DATA TO USE.
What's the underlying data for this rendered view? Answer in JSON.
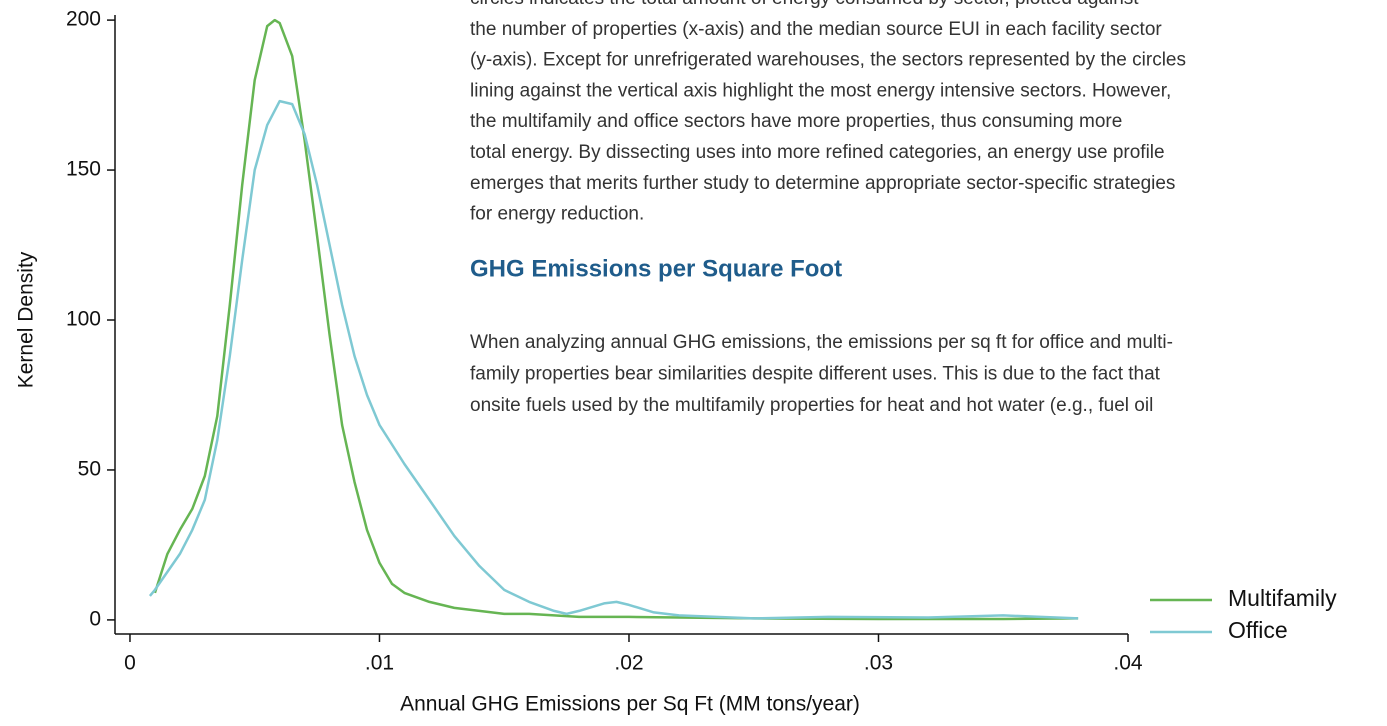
{
  "chart_data": {
    "type": "line",
    "xlabel": "Annual GHG Emissions per Sq Ft (MM tons/year)",
    "ylabel": "Kernel Density",
    "xlim": [
      -0.0006,
      0.04
    ],
    "ylim": [
      -4.7,
      201.7
    ],
    "xticks": [
      0,
      {
        "value": 0.01,
        "label": ".01"
      },
      {
        "value": 0.02,
        "label": ".02"
      },
      {
        "value": 0.03,
        "label": ".03"
      },
      {
        "value": 0.04,
        "label": ".04"
      }
    ],
    "yticks": [
      0,
      50,
      100,
      150,
      200
    ],
    "legend": "lower right",
    "series": [
      {
        "name": "Multifamily",
        "color": "#66b553",
        "x": [
          0.001,
          0.0015,
          0.002,
          0.0025,
          0.003,
          0.0035,
          0.004,
          0.0045,
          0.005,
          0.0055,
          0.0058,
          0.006,
          0.0065,
          0.007,
          0.0075,
          0.008,
          0.0085,
          0.009,
          0.0095,
          0.01,
          0.0105,
          0.011,
          0.012,
          0.013,
          0.014,
          0.015,
          0.016,
          0.018,
          0.02,
          0.025,
          0.03,
          0.035,
          0.038
        ],
        "values": [
          9,
          22,
          30,
          37,
          48,
          68,
          105,
          145,
          180,
          198,
          200,
          199,
          188,
          160,
          128,
          95,
          65,
          46,
          30,
          19,
          12,
          9,
          6,
          4,
          3,
          2,
          2,
          1,
          1,
          0.5,
          0.3,
          0.3,
          0.5
        ]
      },
      {
        "name": "Office",
        "color": "#7fc9d3",
        "x": [
          0.0008,
          0.001,
          0.0015,
          0.002,
          0.0025,
          0.003,
          0.0035,
          0.004,
          0.0045,
          0.005,
          0.0055,
          0.006,
          0.0065,
          0.007,
          0.0075,
          0.008,
          0.0085,
          0.009,
          0.0095,
          0.01,
          0.011,
          0.012,
          0.013,
          0.014,
          0.015,
          0.016,
          0.017,
          0.0175,
          0.018,
          0.019,
          0.0195,
          0.02,
          0.021,
          0.022,
          0.025,
          0.028,
          0.032,
          0.035,
          0.038
        ],
        "values": [
          8,
          10,
          16,
          22,
          30,
          40,
          60,
          88,
          120,
          150,
          165,
          173,
          172,
          162,
          145,
          125,
          105,
          88,
          75,
          65,
          52,
          40,
          28,
          18,
          10,
          6,
          3,
          2,
          3,
          5.5,
          6,
          5,
          2.5,
          1.5,
          0.5,
          1,
          0.8,
          1.5,
          0.5
        ]
      }
    ]
  },
  "document": {
    "paragraph_1": [
      "circles indicates the total amount of energy consumed by sector, plotted against",
      "the number of properties (x-axis) and the median source EUI in each facility sector",
      "(y-axis). Except for unrefrigerated warehouses, the sectors represented by the circles",
      "lining against the vertical axis highlight the most energy intensive sectors. However,",
      "the multifamily and office sectors have more properties, thus consuming more",
      "total energy. By dissecting uses into more refined categories, an energy use profile",
      "emerges that merits further study to determine appropriate sector-specific strategies",
      "for energy reduction."
    ],
    "heading": "GHG Emissions per Square Foot",
    "paragraph_2": [
      "When analyzing annual GHG emissions, the emissions per sq ft for office and multi-",
      "family properties bear similarities despite different uses. This is due to the fact that",
      "onsite fuels used by the multifamily properties for heat and hot water (e.g., fuel oil"
    ]
  }
}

TO BE DONE. Give the data above again in full and unchanged, skipping the pictures.

RESPONSE BELOW.
What's the underlying data for this rendered view? Answer in JSON.
{
  "chart_data": {
    "type": "line",
    "xlabel": "Annual GHG Emissions per Sq Ft (MM tons/year)",
    "ylabel": "Kernel Density",
    "xlim": [
      -0.0006,
      0.04
    ],
    "ylim": [
      -4.7,
      201.7
    ],
    "xticks": [
      0,
      {
        "value": 0.01,
        "label": ".01"
      },
      {
        "value": 0.02,
        "label": ".02"
      },
      {
        "value": 0.03,
        "label": ".03"
      },
      {
        "value": 0.04,
        "label": ".04"
      }
    ],
    "yticks": [
      0,
      50,
      100,
      150,
      200
    ],
    "legend": "lower right",
    "series": [
      {
        "name": "Multifamily",
        "color": "#66b553",
        "x": [
          0.001,
          0.0015,
          0.002,
          0.0025,
          0.003,
          0.0035,
          0.004,
          0.0045,
          0.005,
          0.0055,
          0.0058,
          0.006,
          0.0065,
          0.007,
          0.0075,
          0.008,
          0.0085,
          0.009,
          0.0095,
          0.01,
          0.0105,
          0.011,
          0.012,
          0.013,
          0.014,
          0.015,
          0.016,
          0.018,
          0.02,
          0.025,
          0.03,
          0.035,
          0.038
        ],
        "values": [
          9,
          22,
          30,
          37,
          48,
          68,
          105,
          145,
          180,
          198,
          200,
          199,
          188,
          160,
          128,
          95,
          65,
          46,
          30,
          19,
          12,
          9,
          6,
          4,
          3,
          2,
          2,
          1,
          1,
          0.5,
          0.3,
          0.3,
          0.5
        ]
      },
      {
        "name": "Office",
        "color": "#7fc9d3",
        "x": [
          0.0008,
          0.001,
          0.0015,
          0.002,
          0.0025,
          0.003,
          0.0035,
          0.004,
          0.0045,
          0.005,
          0.0055,
          0.006,
          0.0065,
          0.007,
          0.0075,
          0.008,
          0.0085,
          0.009,
          0.0095,
          0.01,
          0.011,
          0.012,
          0.013,
          0.014,
          0.015,
          0.016,
          0.017,
          0.0175,
          0.018,
          0.019,
          0.0195,
          0.02,
          0.021,
          0.022,
          0.025,
          0.028,
          0.032,
          0.035,
          0.038
        ],
        "values": [
          8,
          10,
          16,
          22,
          30,
          40,
          60,
          88,
          120,
          150,
          165,
          173,
          172,
          162,
          145,
          125,
          105,
          88,
          75,
          65,
          52,
          40,
          28,
          18,
          10,
          6,
          3,
          2,
          3,
          5.5,
          6,
          5,
          2.5,
          1.5,
          0.5,
          1,
          0.8,
          1.5,
          0.5
        ]
      }
    ]
  },
  "document": {
    "paragraph_1": [
      "circles indicates the total amount of energy consumed by sector, plotted against",
      "the number of properties (x-axis) and the median source EUI in each facility sector",
      "(y-axis). Except for unrefrigerated warehouses, the sectors represented by the circles",
      "lining against the vertical axis highlight the most energy intensive sectors. However,",
      "the multifamily and office sectors have more properties, thus consuming more",
      "total energy. By dissecting uses into more refined categories, an energy use profile",
      "emerges that merits further study to determine appropriate sector-specific strategies",
      "for energy reduction."
    ],
    "heading": "GHG Emissions per Square Foot",
    "paragraph_2": [
      "When analyzing annual GHG emissions, the emissions per sq ft for office and multi-",
      "family properties bear similarities despite different uses. This is due to the fact that",
      "onsite fuels used by the multifamily properties for heat and hot water (e.g., fuel oil"
    ]
  }
}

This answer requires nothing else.